*WORK ORDER A*. Restate the food safety post between "Foodborne illness is" and "3,000 don’t survive.", inclusive, swapping "pathogens" for "germs".
*WORK ORDER B*. Carry on the post about foodborne illness from the point where it stops.

== EXTRACT ==

April 4, 2012 in Uncategorized
Why Occupy Food Safety?
Foodborne illness is not a new concern. Consumers, Government and Industry have been working to eradicate foodborne illness in the United States since Upton Sinclair’s The Jungle revealed rampant contamination in the nation’s food supply and thrust food safety onto the national scene. And yet, pathogens continue to crop up in our food supply, sickening an estimated 48 million people per year, according to recently updated information from the Centers for Disease Control and Prevention (CDC). And these bugs don’t just land people on the toilet for a few days. Of those sickened, 128,000 are hospitalized each year and 3,000 don’t survive.
One example of a life taken by foodborne illness was 7-year-old Abigail Fenstermaker, who died in May of 2009 of complications from an E. coli infection picked up from her grandfather when he ate contaminated ground beef sold by Valley Meats. Abby suffered kidney failure due to her E. coli infection and died of a stroke a week later. Her grandfather died of complications from his illness the following year.

===
== THE DATA ==

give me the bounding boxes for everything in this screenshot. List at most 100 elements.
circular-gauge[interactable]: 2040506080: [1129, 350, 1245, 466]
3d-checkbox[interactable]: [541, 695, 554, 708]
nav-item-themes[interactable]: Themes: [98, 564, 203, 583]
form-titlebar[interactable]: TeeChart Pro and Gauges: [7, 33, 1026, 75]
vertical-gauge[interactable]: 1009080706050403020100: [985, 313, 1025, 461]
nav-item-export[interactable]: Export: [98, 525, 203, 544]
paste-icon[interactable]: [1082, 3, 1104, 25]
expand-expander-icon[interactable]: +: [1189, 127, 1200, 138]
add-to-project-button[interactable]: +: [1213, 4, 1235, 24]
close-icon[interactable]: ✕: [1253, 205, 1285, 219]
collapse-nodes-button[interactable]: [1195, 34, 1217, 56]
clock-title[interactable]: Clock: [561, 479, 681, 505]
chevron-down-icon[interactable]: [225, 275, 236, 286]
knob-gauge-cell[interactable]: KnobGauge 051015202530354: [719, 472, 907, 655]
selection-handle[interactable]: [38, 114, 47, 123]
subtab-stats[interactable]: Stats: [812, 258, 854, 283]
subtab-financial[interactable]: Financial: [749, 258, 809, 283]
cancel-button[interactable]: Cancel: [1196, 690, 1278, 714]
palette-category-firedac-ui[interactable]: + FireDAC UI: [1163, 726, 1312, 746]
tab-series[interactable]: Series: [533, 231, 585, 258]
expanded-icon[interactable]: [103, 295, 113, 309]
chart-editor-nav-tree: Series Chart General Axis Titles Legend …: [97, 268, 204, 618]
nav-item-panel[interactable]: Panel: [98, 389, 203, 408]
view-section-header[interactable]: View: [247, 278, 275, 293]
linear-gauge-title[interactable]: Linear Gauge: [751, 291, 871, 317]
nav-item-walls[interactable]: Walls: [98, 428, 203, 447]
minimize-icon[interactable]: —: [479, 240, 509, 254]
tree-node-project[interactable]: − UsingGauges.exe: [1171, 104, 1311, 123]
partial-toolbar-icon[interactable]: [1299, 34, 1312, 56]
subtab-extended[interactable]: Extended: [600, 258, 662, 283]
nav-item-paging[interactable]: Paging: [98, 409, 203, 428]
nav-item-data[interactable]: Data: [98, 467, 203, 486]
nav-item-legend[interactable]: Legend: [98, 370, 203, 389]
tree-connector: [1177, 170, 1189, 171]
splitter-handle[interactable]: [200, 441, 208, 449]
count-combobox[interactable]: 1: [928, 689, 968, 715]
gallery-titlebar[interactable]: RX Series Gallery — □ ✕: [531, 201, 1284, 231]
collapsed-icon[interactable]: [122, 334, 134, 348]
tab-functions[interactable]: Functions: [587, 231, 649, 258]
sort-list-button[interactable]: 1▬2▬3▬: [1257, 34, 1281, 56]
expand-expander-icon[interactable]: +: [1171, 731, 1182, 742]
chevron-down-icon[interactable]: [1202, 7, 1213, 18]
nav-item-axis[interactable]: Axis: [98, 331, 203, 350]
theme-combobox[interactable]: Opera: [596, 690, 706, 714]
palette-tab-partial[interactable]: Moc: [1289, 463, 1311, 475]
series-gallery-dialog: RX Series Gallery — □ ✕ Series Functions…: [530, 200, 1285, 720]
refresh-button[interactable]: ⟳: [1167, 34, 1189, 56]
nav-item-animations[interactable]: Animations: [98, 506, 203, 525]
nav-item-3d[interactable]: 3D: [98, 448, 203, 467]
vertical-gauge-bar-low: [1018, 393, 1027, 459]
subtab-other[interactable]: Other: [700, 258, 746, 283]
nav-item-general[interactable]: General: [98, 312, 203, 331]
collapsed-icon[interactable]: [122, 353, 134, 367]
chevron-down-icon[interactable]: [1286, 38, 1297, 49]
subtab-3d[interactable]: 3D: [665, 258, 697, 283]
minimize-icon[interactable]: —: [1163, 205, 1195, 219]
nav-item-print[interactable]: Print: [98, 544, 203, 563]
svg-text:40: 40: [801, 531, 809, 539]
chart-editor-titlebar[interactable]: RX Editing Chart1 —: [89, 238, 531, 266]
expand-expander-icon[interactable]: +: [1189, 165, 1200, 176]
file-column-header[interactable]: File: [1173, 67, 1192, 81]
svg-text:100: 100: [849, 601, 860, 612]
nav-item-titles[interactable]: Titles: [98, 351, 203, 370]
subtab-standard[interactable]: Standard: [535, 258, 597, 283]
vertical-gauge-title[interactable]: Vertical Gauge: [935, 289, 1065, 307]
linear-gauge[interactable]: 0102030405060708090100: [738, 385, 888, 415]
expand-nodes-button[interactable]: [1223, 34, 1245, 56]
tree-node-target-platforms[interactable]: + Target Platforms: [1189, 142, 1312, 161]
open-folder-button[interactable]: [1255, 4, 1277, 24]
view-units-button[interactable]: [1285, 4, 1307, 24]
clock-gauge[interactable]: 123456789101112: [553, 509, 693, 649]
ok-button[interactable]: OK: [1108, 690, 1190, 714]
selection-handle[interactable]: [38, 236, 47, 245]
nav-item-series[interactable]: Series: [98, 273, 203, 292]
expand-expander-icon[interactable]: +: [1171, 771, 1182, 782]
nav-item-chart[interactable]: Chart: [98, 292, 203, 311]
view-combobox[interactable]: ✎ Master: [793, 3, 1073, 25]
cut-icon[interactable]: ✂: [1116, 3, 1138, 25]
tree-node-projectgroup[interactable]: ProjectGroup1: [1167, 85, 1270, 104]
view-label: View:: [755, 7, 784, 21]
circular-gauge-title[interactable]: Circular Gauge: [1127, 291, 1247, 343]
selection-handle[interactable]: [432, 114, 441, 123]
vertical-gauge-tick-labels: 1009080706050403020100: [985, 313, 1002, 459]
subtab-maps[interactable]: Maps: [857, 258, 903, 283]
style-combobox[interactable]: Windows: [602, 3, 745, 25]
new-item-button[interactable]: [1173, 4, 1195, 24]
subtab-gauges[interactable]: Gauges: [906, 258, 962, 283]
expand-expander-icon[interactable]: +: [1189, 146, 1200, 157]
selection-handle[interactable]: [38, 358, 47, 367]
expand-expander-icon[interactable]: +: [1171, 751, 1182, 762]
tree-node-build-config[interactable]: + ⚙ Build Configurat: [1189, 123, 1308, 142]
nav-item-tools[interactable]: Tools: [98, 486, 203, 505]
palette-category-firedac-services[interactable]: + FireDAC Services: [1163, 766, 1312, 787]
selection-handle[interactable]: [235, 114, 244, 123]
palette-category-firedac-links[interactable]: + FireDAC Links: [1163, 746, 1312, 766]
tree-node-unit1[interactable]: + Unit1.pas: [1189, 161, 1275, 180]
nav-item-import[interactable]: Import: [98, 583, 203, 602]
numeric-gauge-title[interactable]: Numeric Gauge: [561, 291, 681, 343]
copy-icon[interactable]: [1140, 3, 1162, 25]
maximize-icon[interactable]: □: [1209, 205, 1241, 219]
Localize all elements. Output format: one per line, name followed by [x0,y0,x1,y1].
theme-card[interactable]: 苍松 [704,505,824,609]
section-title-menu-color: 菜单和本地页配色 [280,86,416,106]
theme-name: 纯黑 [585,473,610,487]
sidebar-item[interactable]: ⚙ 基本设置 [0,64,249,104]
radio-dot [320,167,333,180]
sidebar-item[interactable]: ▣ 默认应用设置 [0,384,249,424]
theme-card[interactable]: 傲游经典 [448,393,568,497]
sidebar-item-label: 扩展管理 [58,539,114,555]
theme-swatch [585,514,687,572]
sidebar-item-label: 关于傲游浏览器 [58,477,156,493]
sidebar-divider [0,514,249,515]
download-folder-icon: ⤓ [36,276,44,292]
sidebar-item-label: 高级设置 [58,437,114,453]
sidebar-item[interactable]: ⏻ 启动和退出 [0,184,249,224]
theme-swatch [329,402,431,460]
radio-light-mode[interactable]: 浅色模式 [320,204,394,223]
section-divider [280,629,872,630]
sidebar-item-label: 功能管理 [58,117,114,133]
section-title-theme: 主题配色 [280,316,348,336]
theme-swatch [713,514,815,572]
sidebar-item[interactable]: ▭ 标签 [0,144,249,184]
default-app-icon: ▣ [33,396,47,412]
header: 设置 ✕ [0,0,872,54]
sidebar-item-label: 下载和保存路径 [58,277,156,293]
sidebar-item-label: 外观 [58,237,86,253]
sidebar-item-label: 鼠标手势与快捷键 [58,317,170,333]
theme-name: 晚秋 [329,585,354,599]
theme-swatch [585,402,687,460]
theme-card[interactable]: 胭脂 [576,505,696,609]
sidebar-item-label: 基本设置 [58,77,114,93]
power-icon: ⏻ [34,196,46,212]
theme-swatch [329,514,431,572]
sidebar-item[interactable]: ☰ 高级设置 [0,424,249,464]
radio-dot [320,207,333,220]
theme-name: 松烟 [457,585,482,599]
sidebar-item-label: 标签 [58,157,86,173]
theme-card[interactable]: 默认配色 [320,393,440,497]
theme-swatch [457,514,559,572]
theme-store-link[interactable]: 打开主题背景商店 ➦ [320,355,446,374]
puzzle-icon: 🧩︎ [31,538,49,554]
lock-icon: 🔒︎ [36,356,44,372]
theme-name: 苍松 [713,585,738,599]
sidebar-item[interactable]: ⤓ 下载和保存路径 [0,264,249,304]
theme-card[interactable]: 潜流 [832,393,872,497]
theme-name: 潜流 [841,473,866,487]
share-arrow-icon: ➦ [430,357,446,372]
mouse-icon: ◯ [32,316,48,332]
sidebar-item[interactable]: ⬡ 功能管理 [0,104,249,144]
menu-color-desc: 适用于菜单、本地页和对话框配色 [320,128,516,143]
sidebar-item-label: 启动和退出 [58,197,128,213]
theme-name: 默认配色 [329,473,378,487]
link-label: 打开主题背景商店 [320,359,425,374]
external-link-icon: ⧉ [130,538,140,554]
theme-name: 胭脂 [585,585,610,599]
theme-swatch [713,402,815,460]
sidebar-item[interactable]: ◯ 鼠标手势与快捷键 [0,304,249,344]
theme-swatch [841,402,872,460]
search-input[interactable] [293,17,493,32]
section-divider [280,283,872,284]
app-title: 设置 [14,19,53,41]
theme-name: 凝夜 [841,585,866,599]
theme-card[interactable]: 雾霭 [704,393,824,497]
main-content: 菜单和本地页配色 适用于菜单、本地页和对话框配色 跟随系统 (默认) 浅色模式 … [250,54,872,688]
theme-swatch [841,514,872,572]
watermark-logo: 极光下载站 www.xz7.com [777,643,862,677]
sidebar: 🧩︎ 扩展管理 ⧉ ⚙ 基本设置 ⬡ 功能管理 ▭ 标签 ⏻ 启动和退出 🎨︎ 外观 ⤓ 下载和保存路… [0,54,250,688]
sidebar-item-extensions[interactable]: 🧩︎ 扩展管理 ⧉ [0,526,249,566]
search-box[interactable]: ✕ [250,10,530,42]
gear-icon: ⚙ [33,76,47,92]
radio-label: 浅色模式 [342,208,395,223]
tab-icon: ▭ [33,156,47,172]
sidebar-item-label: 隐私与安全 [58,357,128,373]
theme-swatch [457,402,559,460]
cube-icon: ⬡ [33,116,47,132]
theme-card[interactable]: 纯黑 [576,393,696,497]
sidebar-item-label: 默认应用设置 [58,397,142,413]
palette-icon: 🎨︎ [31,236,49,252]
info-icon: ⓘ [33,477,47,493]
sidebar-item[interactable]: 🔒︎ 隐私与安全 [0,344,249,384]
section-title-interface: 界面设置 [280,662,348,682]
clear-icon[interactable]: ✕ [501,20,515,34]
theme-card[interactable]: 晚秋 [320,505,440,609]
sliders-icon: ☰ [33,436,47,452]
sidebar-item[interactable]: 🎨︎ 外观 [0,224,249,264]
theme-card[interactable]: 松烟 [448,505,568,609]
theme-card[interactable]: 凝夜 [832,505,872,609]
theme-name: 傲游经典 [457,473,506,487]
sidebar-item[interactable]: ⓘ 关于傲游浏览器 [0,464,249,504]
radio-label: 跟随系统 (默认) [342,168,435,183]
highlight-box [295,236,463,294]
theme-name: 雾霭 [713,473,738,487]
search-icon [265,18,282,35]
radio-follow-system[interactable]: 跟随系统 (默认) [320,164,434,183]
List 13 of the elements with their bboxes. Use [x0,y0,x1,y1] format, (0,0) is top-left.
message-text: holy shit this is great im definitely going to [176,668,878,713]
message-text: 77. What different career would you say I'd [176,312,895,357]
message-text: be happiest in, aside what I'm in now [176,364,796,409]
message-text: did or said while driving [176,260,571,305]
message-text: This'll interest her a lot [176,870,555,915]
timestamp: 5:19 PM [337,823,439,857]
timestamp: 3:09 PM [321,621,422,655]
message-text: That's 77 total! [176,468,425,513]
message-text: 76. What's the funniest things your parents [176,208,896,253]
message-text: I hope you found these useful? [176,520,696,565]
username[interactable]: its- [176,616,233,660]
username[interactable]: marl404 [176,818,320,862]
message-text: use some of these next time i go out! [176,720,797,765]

===

*EXPECTED OUTPUT A*.
Foodborne illness is not a new concern. Consumers, Government and Industry have been working to eradicate foodborne illness in the United States since Upton Sinclair’s The Jungle revealed rampant contamination in the nation’s food supply and thrust food safety onto the national scene. And yet, germs continue to crop up in our food supply, sickening an estimated 48 million people per year, according to recently updated information from the Centers for Disease Control and Prevention (CDC). And these bugs don’t just land people on the toilet for a few days. Of those sickened, 128,000 are hospitalized each year and 3,000 don’t survive.

*EXPECTED OUTPUT B*.
In 2011 alone, 36 people died as a result of eating Listeria-contaminated cantaloupe.
Not only are foodborne illnesses tragic; they are costly too. According to the Journal of Food Protection illnesses from food poisoning pose a $77.7 billion economic burden in the United States annually. That’s about the equivalent of what government spends on national intelligence each year. While agencies such as the CIA and FBI work to protect people from foreign and domestic threats, preventable foodborne diseases leak the same amount spent on these programs from the economy.